* PETIKAN TEKS *
▼

Saat ini kita sering mendengar dan akrab dengan perbankan syariah. Sebuah institusi keuangan yang menjalankankan fungsinya dengan berlandaskan syariah islam. Berbeda dengan tiga tahun yang lalu misalkan, mungkin diantara kita masih asing dengan institusi ini bahkan kalaupun sudah mengenal, tidak jarang yang menyangsikan akan keberadaannya. Namun yang jelas bahwa keberadaan perbankan syaariah sampai saat ini masih terus tumbuh dan berkembang hingga ke pelosok negeri dengan berbagai macam fasilitas yang ditawarkan.
Fungsi utama perbankan secara keseluruhan adalah sebagai lembaga intermediasi yang memfasilitasi pembiayaan bagi para nasabah yang memiliki peluang untuk maju dengan cara mengumpulkan dana dari para aghniya (orang kaya) untuk menempatkannya di bank. Tak lain halnya dengan perbankan syariah, justru fungsi ini lebih menonjol dari perbankan konvensional. Upaya untuk memutarkan dana dari pra aghinya kepada para calon aghniya (nasabah) sangat sesuai dengan firman Allah surat al Hasyr ayat 7 : ”supaya harta itu tidak hanya berputar diantara orang-orang kaya diantara kamu sekalian.” Dari potongan ayat tersebut sangat jelas bahwa Allah menganjurkan tentang sebuah mekanisme distribusi kekayaan diantara manusia dan fungsi ni dilaksanakan oleh perbankan (bank syariah).
Kekhasan Bank Syariah
Meskipun bank syariah sudah bukan merupakan barang asing lagi bagi kita, tetapi bisa jadi hakikat atau prinsip kerja bank terutama yang berkaitan dengan pembiayaan (kredit dalam konvensional) masih belum dipahami secara luas. Dalam beberapa kesempatan dalam seminar-seminar ataupun dalam praktek keseharian, acapkali difahami bank syariah hanyalah pembahasa arab-an istilah-isltilah konvensional. Seperti istilah bunga diganti dengan bagi hasil, istilah kredit diganti dengan pembiayaan, dsb. Apakah demikian halnya?
Mari kita sedikit mengkaji terkait dengan kekhasan bank syariah dari sisi produk pembiayaan. Secara garis besar perbankan syariah mempunyai tiga model pembiayaan yang ditawarkan kepada masyrakat. Pertama pembiayaan dengan model jual beli. Kedua, pembiayaan dengan model sewa-menyewa. Dan yang ketiga adalah pembiayaan dengan model partnership (musyarakah dan mudharabah) (bagi hasil). Berikut ilustrasi dari masing-masing model pembiayaan; model pembiayaan jual beli dapat dilaksanakan misalnya ketika sesorang ingin membeli sepeda motor sedangkan uangnya masih belum cukup. Kemudian orang tersebut memasukkan dananya sebagai urbun (uang muka) dan mengajukan pembiayaan kepada bank syariah untuk dibelikan sepeda motor dengan spesifikasi yang telah ditetapkan. Setelah itu bank akan membeli barang sesuai dengan pesanan dan menjualnya kepada nasabah yang pembayaran dari nasabah tersebut dilakukan secara angsuran.

▲

* BAHAN TUGAS *
▼

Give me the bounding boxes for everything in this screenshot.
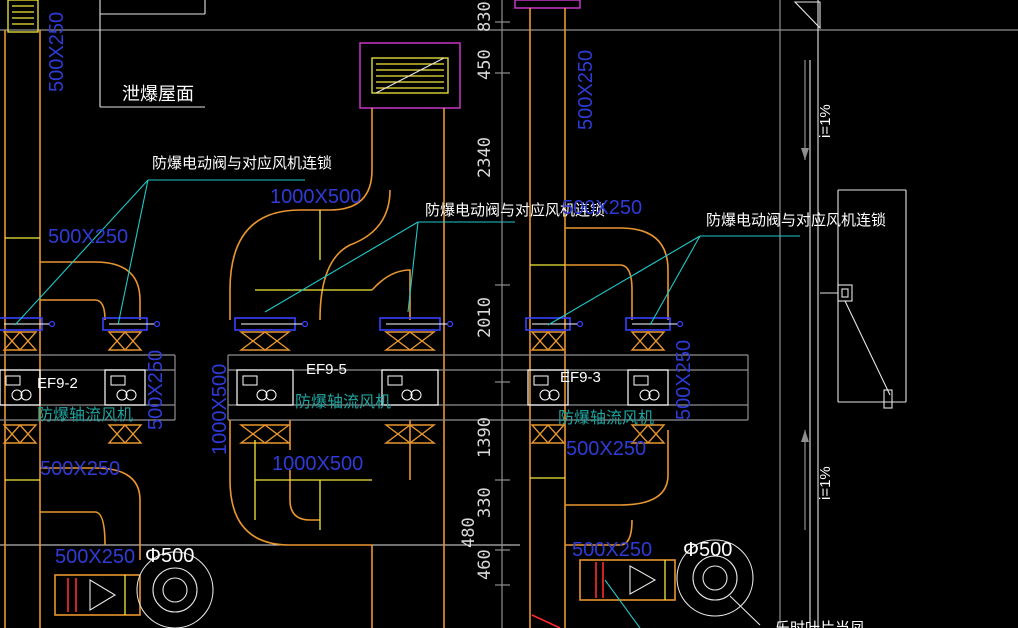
- slope-label: i=1%: [817, 466, 834, 500]
- dimension-text: 480: [459, 517, 479, 548]
- fan-blade-icon: [648, 389, 660, 401]
- transition-upper-inv: [630, 330, 666, 351]
- fan-motor-icon: [110, 375, 126, 386]
- damper-actuator-icon: [48, 320, 56, 328]
- dimension-line: [495, 0, 510, 628]
- duct-size-label: 500X250: [48, 226, 128, 248]
- dimension-text: 330: [475, 487, 495, 518]
- transition-upper-inv: [238, 331, 292, 351]
- duct-size-vertical: 1000X500: [209, 364, 231, 455]
- transition-lower-inv: [2, 423, 38, 444]
- duct-size-vertical: 500X250: [145, 350, 167, 430]
- duct-size-vertical: 500X250: [575, 50, 597, 130]
- damper-actuator-icon: [446, 320, 454, 328]
- dimension-text: 2010: [475, 297, 495, 338]
- transition-lower-inv: [107, 423, 143, 444]
- damper-bottom-left: [54, 551, 214, 628]
- transition-lower-inv: [630, 423, 666, 444]
- slope-arrows: [801, 60, 893, 530]
- fan-motor-icon: [387, 375, 403, 386]
- duct-size-label: 1000X500: [272, 453, 363, 475]
- fan-type-label: 防爆轴流风机: [295, 392, 391, 411]
- fan-type-label: 防爆轴流风机: [558, 408, 654, 427]
- dimension-text: 1390: [475, 417, 495, 458]
- dimension-text: 2340: [475, 137, 495, 178]
- duct-size-vertical: 500X250: [673, 340, 695, 420]
- damper-actuator-icon: [576, 320, 584, 328]
- interlock-note-3: 防爆电动阀与对应风机连锁: [706, 211, 886, 229]
- fan-motor-icon: [242, 375, 258, 386]
- damper-actuator-icon: [676, 320, 684, 328]
- damper-actuator-icon: [301, 320, 309, 328]
- duct-size-label: 500X250: [55, 546, 135, 568]
- fan-blade-icon: [256, 389, 268, 401]
- transition-upper-inv: [2, 330, 38, 351]
- fan-blade-icon: [125, 389, 137, 401]
- duct-size-label: 500X250: [40, 458, 120, 480]
- axial-fan-body: [527, 369, 569, 406]
- fan-blade-icon: [548, 389, 560, 401]
- fan-blade-icon: [265, 389, 277, 401]
- axial-fan-body: [236, 369, 294, 406]
- fan-blade-icon: [539, 389, 551, 401]
- transition-upper-inv: [383, 331, 437, 351]
- duct-size-label: 500X250: [562, 197, 642, 219]
- transition-upper-inv: [530, 330, 566, 351]
- fan-motor-icon: [5, 375, 21, 386]
- fan-blade-icon: [116, 389, 128, 401]
- partial-note: 乐时叶片当凤: [775, 620, 865, 628]
- transition-lower-inv: [530, 423, 566, 444]
- axial-fan-body: [381, 369, 439, 406]
- dimension-text: 830: [475, 1, 495, 32]
- fan-blade-icon: [11, 389, 23, 401]
- round-duct-label: Φ500: [145, 545, 194, 567]
- axial-fan-body: [0, 369, 41, 406]
- fan-blade-icon: [20, 389, 32, 401]
- fan-motor-icon: [633, 375, 649, 386]
- transition-upper-inv: [107, 330, 143, 351]
- damper-actuator-icon: [153, 320, 161, 328]
- fan-tag: EF9-5: [306, 361, 347, 378]
- duct-size-label: 500X250: [572, 539, 652, 561]
- interlock-note-2: 防爆电动阀与对应风机连锁: [425, 201, 605, 219]
- interlock-note-1: 防爆电动阀与对应风机连锁: [152, 154, 332, 172]
- duct-size-label: 500X250: [566, 438, 646, 460]
- fan-tag: EF9-3: [560, 369, 601, 386]
- round-duct-label: Φ500: [683, 539, 732, 561]
- roof-label: 泄爆屋面: [122, 84, 194, 104]
- fan-tag: EF9-2: [37, 375, 78, 392]
- duct-size-vertical: 500X250: [46, 12, 68, 92]
- transition-lower-inv: [238, 424, 292, 444]
- fan-blade-icon: [401, 389, 413, 401]
- exhaust-hood-center: [229, 42, 461, 628]
- leader-lines: [14, 179, 800, 326]
- fan-blade-icon: [639, 389, 651, 401]
- dimension-text: 460: [475, 549, 495, 580]
- axial-fan-body: [627, 369, 669, 406]
- fan-type-label: 防爆轴流风机: [37, 405, 133, 424]
- slope-label: i=1%: [817, 104, 834, 138]
- damper-bottom-right: [531, 539, 761, 628]
- fan-units: [0, 317, 684, 445]
- duct-size-label: 1000X500: [270, 186, 361, 208]
- dimension-text: 450: [475, 49, 495, 80]
- axial-fan-body: [104, 369, 146, 406]
- fan-blade-icon: [410, 389, 422, 401]
- fan-motor-icon: [533, 375, 549, 386]
- lower-ducts: [5, 420, 565, 628]
- left-duct: [4, 0, 141, 628]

▲

* SOAL LATIHAN *
1. Tentukan apakah setiap pernyataan berikut sesuai dengan petikan tentang perbankan syariah. Jawab ya atau tidak, lalu kutip kata-kata petikan yang menjadi penentunya. (a) Perbankan syariah menawarkan tiga model pembiayaan. (b) Dalam model jual beli, nasabah membayar kepada bank secara tunai sekaligus. (c) Ayat yang dikutip dalam petikan berasal dari surat al Baqarah.
2. Kembalikan baris-baris dalam daftar, mulai dari baris yang memuat "- slope-label: i=1%: [817, 466, 834, 500]" sampai dengan baris yang memuat "- duct-size-label: 500X250: [48, 226, 128, 248]", tanpa perubahan sedikit pun.
Daftar ini sama sekali tidak berhubungan dengan petikan.

* JAWABAN *
1.
(a) Ya: "perbankan syariah mempunyai tiga model pembiayaan"
(b) Tidak: "pembayaran dari nasabah tersebut dilakukan secara angsuran"
(c) Tidak: "surat al Hasyr ayat 7"

2.
- slope-label: i=1%: [817, 466, 834, 500]
- dimension-text: 480: [459, 517, 479, 548]
- fan-blade-icon: [648, 389, 660, 401]
- transition-upper-inv: [630, 330, 666, 351]
- fan-motor-icon: [110, 375, 126, 386]
- damper-actuator-icon: [48, 320, 56, 328]
- dimension-line: [495, 0, 510, 628]
- duct-size-label: 500X250: [48, 226, 128, 248]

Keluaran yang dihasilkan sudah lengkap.